• **PROBLEM STATEMENT**: Reproduce each record below exactly as written.

---------- RECORDS FOR THE EXERCISE ----------

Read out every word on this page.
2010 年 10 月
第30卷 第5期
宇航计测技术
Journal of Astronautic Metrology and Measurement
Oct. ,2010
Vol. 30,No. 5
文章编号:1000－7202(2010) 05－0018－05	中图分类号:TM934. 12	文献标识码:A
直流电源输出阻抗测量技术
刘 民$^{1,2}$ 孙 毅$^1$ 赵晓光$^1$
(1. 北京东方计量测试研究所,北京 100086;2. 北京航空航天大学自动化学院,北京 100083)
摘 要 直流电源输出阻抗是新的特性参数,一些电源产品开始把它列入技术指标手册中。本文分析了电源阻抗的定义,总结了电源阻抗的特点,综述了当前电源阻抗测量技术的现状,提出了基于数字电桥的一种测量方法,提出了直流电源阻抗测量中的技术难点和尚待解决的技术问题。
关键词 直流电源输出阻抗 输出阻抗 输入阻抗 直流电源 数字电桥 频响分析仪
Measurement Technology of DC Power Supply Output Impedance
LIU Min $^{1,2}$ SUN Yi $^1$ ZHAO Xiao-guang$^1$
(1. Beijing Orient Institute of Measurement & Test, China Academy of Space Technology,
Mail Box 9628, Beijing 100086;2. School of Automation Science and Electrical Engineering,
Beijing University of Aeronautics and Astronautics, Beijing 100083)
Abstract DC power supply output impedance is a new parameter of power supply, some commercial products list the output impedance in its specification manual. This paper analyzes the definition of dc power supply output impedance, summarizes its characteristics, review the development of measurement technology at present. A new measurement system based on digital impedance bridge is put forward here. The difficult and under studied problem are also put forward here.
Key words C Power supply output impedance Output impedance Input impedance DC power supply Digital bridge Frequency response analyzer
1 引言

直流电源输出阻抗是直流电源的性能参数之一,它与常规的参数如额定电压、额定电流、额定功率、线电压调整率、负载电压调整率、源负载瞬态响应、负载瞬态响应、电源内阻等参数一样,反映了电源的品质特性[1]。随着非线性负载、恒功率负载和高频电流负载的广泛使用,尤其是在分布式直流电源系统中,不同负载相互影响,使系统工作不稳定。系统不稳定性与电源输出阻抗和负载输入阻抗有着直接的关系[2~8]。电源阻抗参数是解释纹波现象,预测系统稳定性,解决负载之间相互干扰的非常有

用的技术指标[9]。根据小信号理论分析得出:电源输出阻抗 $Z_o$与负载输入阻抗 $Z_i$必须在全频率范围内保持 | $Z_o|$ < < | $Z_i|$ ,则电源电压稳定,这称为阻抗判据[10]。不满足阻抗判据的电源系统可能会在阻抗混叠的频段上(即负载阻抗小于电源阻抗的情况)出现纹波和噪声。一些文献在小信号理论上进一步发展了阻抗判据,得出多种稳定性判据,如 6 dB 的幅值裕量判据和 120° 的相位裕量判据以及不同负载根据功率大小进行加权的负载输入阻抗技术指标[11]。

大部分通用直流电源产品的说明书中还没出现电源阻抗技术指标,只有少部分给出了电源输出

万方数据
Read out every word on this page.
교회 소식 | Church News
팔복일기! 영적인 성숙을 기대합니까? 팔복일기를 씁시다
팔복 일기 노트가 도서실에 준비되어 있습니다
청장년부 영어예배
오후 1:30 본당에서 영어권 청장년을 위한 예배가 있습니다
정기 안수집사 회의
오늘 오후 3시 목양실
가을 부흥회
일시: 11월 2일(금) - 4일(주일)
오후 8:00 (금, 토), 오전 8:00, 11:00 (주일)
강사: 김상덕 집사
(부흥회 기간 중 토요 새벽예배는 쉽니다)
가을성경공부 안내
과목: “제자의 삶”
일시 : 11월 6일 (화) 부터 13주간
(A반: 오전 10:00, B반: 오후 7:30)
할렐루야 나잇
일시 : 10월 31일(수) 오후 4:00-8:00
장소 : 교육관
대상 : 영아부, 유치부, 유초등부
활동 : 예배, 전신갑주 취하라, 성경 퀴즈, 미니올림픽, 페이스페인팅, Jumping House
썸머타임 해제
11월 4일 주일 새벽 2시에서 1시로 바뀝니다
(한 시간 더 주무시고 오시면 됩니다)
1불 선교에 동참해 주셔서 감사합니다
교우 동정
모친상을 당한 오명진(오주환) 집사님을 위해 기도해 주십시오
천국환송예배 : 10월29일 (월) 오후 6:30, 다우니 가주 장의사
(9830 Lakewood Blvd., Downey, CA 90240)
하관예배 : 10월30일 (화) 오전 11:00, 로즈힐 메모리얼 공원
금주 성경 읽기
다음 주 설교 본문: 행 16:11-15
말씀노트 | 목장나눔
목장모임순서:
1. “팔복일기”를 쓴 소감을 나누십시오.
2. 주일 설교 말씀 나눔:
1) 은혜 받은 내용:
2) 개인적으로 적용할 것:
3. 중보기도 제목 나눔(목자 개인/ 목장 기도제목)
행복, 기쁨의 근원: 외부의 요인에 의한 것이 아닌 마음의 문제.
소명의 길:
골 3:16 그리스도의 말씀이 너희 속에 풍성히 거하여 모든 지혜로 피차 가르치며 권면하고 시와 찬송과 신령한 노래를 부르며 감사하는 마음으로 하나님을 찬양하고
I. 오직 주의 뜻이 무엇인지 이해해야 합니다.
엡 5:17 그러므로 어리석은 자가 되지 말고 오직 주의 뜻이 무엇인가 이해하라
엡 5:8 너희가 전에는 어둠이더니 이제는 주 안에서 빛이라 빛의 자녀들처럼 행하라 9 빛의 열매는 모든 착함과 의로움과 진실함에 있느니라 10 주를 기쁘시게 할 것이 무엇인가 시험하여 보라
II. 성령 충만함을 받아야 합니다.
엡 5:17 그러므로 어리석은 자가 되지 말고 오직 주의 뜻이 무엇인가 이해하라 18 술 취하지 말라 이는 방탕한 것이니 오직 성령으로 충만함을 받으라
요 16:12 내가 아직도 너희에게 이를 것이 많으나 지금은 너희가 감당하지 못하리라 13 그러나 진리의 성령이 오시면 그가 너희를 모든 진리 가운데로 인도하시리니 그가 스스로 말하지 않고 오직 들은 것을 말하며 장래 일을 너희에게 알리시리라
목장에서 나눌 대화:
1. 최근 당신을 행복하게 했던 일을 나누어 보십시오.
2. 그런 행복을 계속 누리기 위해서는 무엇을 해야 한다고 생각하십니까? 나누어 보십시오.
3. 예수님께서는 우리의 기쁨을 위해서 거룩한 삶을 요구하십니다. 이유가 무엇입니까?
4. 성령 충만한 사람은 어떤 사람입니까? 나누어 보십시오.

----------

• **SOLUTION TO THIS TASK**:
Read out every word on this page.
2010 年 10 月
第30卷 第5期
宇航计测技术
Journal of Astronautic Metrology and Measurement
Oct. ,2010
Vol. 30,No. 5
文章编号:1000－7202(2010) 05－0018－05	中图分类号:TM934. 12	文献标识码:A
直流电源输出阻抗测量技术
刘 民$^{1,2}$ 孙 毅$^1$ 赵晓光$^1$
(1. 北京东方计量测试研究所,北京 100086;2. 北京航空航天大学自动化学院,北京 100083)
摘 要 直流电源输出阻抗是新的特性参数,一些电源产品开始把它列入技术指标手册中。本文分析了电源阻抗的定义,总结了电源阻抗的特点,综述了当前电源阻抗测量技术的现状,提出了基于数字电桥的一种测量方法,提出了直流电源阻抗测量中的技术难点和尚待解决的技术问题。
关键词 直流电源输出阻抗 输出阻抗 输入阻抗 直流电源 数字电桥 频响分析仪
Measurement Technology of DC Power Supply Output Impedance
LIU Min $^{1,2}$ SUN Yi $^1$ ZHAO Xiao-guang$^1$
(1. Beijing Orient Institute of Measurement & Test, China Academy of Space Technology,
Mail Box 9628, Beijing 100086;2. School of Automation Science and Electrical Engineering,
Beijing University of Aeronautics and Astronautics, Beijing 100083)
Abstract DC power supply output impedance is a new parameter of power supply, some commercial products list the output impedance in its specification manual. This paper analyzes the definition of dc power supply output impedance, summarizes its characteristics, review the development of measurement technology at present. A new measurement system based on digital impedance bridge is put forward here. The difficult and under studied problem are also put forward here.
Key words C Power supply output impedance Output impedance Input impedance DC power supply Digital bridge Frequency response analyzer
1 引言

直流电源输出阻抗是直流电源的性能参数之一,它与常规的参数如额定电压、额定电流、额定功率、线电压调整率、负载电压调整率、源负载瞬态响应、负载瞬态响应、电源内阻等参数一样,反映了电源的品质特性[1]。随着非线性负载、恒功率负载和高频电流负载的广泛使用,尤其是在分布式直流电源系统中,不同负载相互影响,使系统工作不稳定。系统不稳定性与电源输出阻抗和负载输入阻抗有着直接的关系[2~8]。电源阻抗参数是解释纹波现象,预测系统稳定性,解决负载之间相互干扰的非常有

用的技术指标[9]。根据小信号理论分析得出:电源输出阻抗 $Z_o$与负载输入阻抗 $Z_i$必须在全频率范围内保持 | $Z_o|$ < < | $Z_i|$ ,则电源电压稳定,这称为阻抗判据[10]。不满足阻抗判据的电源系统可能会在阻抗混叠的频段上(即负载阻抗小于电源阻抗的情况)出现纹波和噪声。一些文献在小信号理论上进一步发展了阻抗判据,得出多种稳定性判据,如 6 dB 的幅值裕量判据和 120° 的相位裕量判据以及不同负载根据功率大小进行加权的负载输入阻抗技术指标[11]。

大部分通用直流电源产品的说明书中还没出现电源阻抗技术指标,只有少部分给出了电源输出

万方数据
Read out every word on this page.
교회 소식 | Church News
팔복일기! 영적인 성숙을 기대합니까? 팔복일기를 씁시다
팔복 일기 노트가 도서실에 준비되어 있습니다
청장년부 영어예배
오후 1:30 본당에서 영어권 청장년을 위한 예배가 있습니다
정기 안수집사 회의
오늘 오후 3시 목양실
가을 부흥회
일시: 11월 2일(금) - 4일(주일)
오후 8:00 (금, 토), 오전 8:00, 11:00 (주일)
강사: 김상덕 집사
(부흥회 기간 중 토요 새벽예배는 쉽니다)
가을성경공부 안내
과목: “제자의 삶”
일시 : 11월 6일 (화) 부터 13주간
(A반: 오전 10:00, B반: 오후 7:30)
할렐루야 나잇
일시 : 10월 31일(수) 오후 4:00-8:00
장소 : 교육관
대상 : 영아부, 유치부, 유초등부
활동 : 예배, 전신갑주 취하라, 성경 퀴즈, 미니올림픽, 페이스페인팅, Jumping House
썸머타임 해제
11월 4일 주일 새벽 2시에서 1시로 바뀝니다
(한 시간 더 주무시고 오시면 됩니다)
1불 선교에 동참해 주셔서 감사합니다
교우 동정
모친상을 당한 오명진(오주환) 집사님을 위해 기도해 주십시오
천국환송예배 : 10월29일 (월) 오후 6:30, 다우니 가주 장의사
(9830 Lakewood Blvd., Downey, CA 90240)
하관예배 : 10월30일 (화) 오전 11:00, 로즈힐 메모리얼 공원
금주 성경 읽기
다음 주 설교 본문: 행 16:11-15
말씀노트 | 목장나눔
목장모임순서:
1. “팔복일기”를 쓴 소감을 나누십시오.
2. 주일 설교 말씀 나눔:
1) 은혜 받은 내용:
2) 개인적으로 적용할 것:
3. 중보기도 제목 나눔(목자 개인/ 목장 기도제목)
행복, 기쁨의 근원: 외부의 요인에 의한 것이 아닌 마음의 문제.
소명의 길:
골 3:16 그리스도의 말씀이 너희 속에 풍성히 거하여 모든 지혜로 피차 가르치며 권면하고 시와 찬송과 신령한 노래를 부르며 감사하는 마음으로 하나님을 찬양하고
I. 오직 주의 뜻이 무엇인지 이해해야 합니다.
엡 5:17 그러므로 어리석은 자가 되지 말고 오직 주의 뜻이 무엇인가 이해하라
엡 5:8 너희가 전에는 어둠이더니 이제는 주 안에서 빛이라 빛의 자녀들처럼 행하라 9 빛의 열매는 모든 착함과 의로움과 진실함에 있느니라 10 주를 기쁘시게 할 것이 무엇인가 시험하여 보라
II. 성령 충만함을 받아야 합니다.
엡 5:17 그러므로 어리석은 자가 되지 말고 오직 주의 뜻이 무엇인가 이해하라 18 술 취하지 말라 이는 방탕한 것이니 오직 성령으로 충만함을 받으라
요 16:12 내가 아직도 너희에게 이를 것이 많으나 지금은 너희가 감당하지 못하리라 13 그러나 진리의 성령이 오시면 그가 너희를 모든 진리 가운데로 인도하시리니 그가 스스로 말하지 않고 오직 들은 것을 말하며 장래 일을 너희에게 알리시리라
목장에서 나눌 대화:
1. 최근 당신을 행복하게 했던 일을 나누어 보십시오.
2. 그런 행복을 계속 누리기 위해서는 무엇을 해야 한다고 생각하십니까? 나누어 보십시오.
3. 예수님께서는 우리의 기쁨을 위해서 거룩한 삶을 요구하십니다. 이유가 무엇입니까?
4. 성령 충만한 사람은 어떤 사람입니까? 나누어 보십시오.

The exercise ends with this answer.